Your objective: In the data, extract each line that holds the string "Пшеничный".

Records for the task:
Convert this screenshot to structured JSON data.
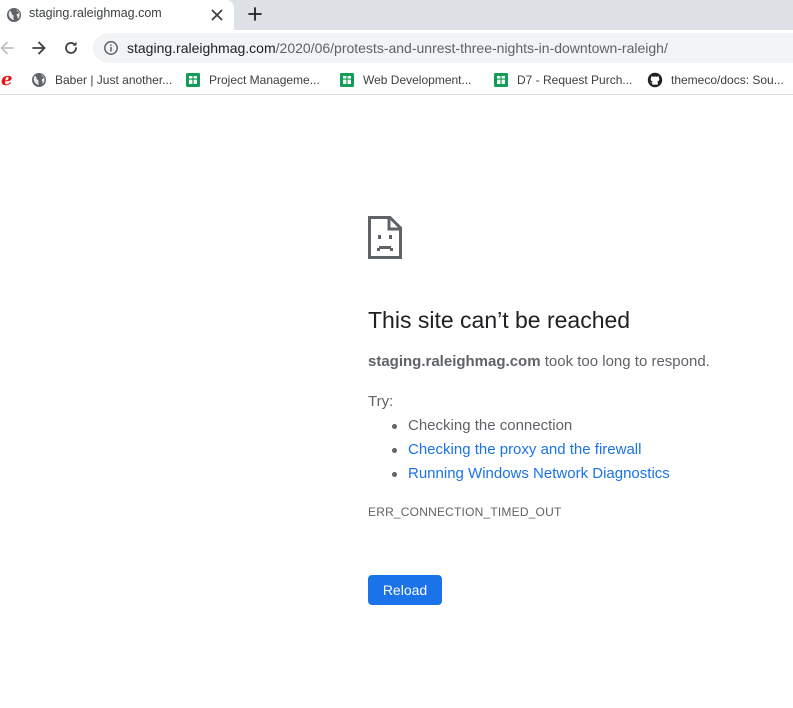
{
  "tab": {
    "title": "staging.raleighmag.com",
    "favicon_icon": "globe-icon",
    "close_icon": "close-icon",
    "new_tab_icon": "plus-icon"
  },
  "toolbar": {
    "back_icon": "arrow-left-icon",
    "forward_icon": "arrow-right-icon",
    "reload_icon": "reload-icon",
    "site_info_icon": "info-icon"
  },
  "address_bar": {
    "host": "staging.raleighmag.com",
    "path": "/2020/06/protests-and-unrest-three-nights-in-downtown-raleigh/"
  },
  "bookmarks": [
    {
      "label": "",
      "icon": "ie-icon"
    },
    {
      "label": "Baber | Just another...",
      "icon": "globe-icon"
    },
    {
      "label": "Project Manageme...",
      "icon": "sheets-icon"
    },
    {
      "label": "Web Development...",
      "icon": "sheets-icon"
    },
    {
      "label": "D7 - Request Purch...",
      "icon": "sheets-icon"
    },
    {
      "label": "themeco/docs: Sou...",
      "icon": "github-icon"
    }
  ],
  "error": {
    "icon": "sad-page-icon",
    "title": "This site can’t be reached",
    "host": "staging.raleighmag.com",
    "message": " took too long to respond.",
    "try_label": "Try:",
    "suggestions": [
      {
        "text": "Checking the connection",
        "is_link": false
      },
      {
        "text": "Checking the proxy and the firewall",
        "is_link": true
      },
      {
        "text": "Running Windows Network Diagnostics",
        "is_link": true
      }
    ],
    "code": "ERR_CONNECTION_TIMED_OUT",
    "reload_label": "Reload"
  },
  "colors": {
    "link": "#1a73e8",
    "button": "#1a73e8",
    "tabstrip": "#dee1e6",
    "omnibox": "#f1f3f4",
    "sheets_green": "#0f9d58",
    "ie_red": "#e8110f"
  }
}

==

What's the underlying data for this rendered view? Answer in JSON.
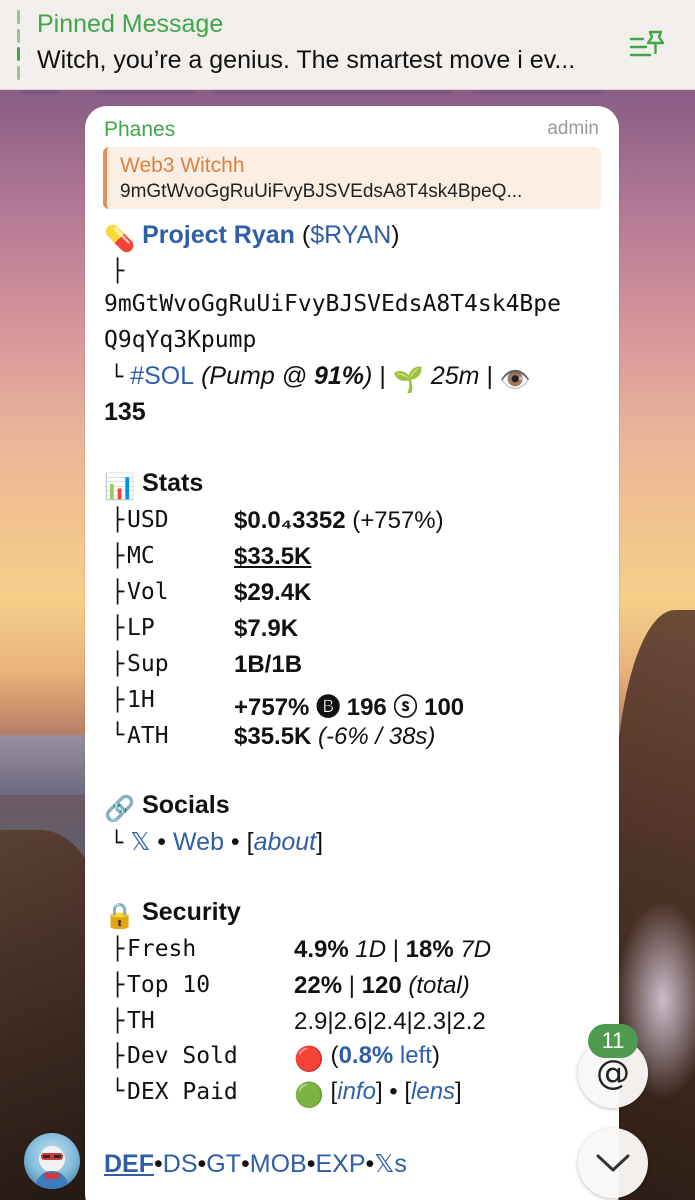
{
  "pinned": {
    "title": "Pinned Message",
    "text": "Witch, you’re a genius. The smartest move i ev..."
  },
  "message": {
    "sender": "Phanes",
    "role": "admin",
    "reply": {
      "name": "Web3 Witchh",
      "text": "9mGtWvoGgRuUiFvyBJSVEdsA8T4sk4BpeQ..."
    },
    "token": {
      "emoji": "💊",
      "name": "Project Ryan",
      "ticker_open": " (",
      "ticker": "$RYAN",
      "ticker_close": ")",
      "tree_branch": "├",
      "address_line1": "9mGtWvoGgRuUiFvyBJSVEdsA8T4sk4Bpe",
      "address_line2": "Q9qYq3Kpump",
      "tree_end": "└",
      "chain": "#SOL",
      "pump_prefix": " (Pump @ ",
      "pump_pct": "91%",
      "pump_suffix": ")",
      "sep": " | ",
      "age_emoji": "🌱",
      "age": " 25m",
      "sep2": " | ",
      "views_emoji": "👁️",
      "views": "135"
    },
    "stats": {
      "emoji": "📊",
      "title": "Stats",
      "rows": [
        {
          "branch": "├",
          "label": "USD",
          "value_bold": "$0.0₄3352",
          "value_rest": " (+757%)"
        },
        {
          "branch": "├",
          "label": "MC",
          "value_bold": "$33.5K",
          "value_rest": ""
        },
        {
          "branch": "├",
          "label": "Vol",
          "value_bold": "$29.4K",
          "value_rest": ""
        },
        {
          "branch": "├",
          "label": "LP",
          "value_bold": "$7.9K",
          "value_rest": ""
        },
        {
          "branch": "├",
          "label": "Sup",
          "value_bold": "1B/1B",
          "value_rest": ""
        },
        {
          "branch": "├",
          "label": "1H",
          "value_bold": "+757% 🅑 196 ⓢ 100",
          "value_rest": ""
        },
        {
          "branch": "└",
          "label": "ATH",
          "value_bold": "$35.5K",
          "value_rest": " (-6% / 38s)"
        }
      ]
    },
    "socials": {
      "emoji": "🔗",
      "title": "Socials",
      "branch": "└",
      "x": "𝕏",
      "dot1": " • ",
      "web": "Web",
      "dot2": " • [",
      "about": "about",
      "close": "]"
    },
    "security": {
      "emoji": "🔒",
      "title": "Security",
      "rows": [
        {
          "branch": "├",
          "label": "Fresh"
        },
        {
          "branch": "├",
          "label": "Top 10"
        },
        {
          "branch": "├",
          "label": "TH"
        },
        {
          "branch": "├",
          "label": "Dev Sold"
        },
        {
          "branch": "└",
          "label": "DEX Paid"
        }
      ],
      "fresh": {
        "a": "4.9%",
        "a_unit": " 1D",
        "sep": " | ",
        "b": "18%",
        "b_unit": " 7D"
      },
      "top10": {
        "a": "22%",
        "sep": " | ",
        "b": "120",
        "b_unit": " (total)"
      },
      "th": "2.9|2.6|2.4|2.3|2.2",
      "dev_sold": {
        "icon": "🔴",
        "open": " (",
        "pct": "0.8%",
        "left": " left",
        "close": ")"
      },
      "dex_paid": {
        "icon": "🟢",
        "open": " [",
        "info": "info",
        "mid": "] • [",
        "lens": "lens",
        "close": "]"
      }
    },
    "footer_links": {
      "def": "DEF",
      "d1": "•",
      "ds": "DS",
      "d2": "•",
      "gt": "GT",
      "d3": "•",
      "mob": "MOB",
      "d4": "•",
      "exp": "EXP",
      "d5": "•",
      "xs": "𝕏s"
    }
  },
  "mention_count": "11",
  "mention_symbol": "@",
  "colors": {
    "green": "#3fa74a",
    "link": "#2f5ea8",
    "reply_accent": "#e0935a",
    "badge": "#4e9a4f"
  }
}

* * *

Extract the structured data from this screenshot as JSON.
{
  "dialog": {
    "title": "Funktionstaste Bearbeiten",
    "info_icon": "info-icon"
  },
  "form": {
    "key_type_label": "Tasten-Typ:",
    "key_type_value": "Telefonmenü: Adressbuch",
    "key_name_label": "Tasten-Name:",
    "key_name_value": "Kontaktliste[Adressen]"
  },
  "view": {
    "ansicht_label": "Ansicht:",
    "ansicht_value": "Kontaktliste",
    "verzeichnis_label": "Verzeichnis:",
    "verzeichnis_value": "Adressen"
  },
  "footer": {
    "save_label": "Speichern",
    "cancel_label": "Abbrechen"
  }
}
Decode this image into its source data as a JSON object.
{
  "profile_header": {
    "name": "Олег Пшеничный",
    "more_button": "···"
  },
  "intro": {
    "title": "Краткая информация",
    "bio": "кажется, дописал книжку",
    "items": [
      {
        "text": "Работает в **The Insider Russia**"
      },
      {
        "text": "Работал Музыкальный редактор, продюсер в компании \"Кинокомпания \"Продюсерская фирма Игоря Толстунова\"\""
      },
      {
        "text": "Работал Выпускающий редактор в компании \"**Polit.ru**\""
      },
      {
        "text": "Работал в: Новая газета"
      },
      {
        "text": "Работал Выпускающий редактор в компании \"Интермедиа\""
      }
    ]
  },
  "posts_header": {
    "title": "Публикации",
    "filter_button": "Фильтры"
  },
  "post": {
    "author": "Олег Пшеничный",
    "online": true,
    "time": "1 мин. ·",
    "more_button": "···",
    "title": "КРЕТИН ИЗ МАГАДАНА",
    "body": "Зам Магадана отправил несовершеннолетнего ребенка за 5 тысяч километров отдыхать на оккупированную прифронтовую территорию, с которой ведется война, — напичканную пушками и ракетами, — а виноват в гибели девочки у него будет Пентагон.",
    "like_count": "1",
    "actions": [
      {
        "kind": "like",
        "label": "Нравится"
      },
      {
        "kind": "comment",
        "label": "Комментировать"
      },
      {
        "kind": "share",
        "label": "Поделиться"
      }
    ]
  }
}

Answer for the task:
    "name": "Олег Пшеничный",
    "author": "Олег Пшеничный",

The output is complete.